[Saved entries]
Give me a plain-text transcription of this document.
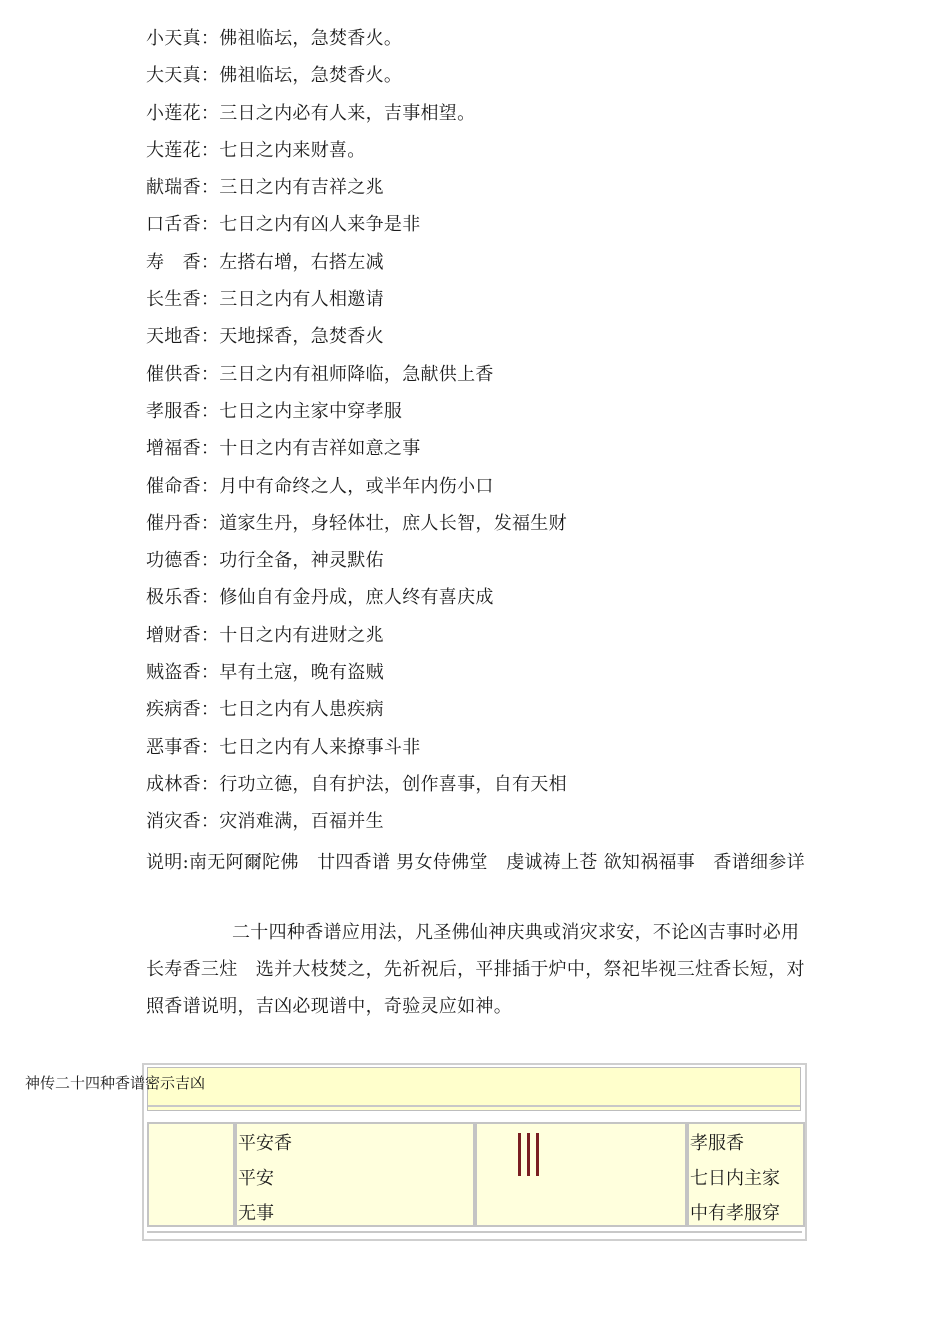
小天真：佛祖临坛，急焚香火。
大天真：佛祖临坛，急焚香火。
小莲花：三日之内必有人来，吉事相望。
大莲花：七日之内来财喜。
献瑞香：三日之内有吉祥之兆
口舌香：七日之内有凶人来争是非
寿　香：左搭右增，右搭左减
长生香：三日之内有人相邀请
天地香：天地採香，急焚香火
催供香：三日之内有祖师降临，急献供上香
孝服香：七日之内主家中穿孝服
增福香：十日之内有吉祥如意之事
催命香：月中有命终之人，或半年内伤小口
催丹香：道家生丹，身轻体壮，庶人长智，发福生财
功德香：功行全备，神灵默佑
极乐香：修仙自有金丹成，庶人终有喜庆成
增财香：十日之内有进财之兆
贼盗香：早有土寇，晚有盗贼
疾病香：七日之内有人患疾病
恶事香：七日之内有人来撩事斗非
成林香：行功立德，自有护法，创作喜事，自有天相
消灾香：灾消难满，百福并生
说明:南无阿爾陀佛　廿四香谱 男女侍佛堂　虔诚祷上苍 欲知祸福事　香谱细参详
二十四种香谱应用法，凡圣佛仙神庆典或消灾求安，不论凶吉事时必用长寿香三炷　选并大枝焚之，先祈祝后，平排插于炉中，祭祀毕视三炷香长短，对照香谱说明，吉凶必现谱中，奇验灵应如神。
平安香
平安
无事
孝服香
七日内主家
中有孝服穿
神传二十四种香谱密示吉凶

The request
Look for "急焚香火" and pull out every line that has it.

Written answer
小天真：佛祖临坛，急焚香火。
大天真：佛祖临坛，急焚香火。
天地香：天地採香，急焚香火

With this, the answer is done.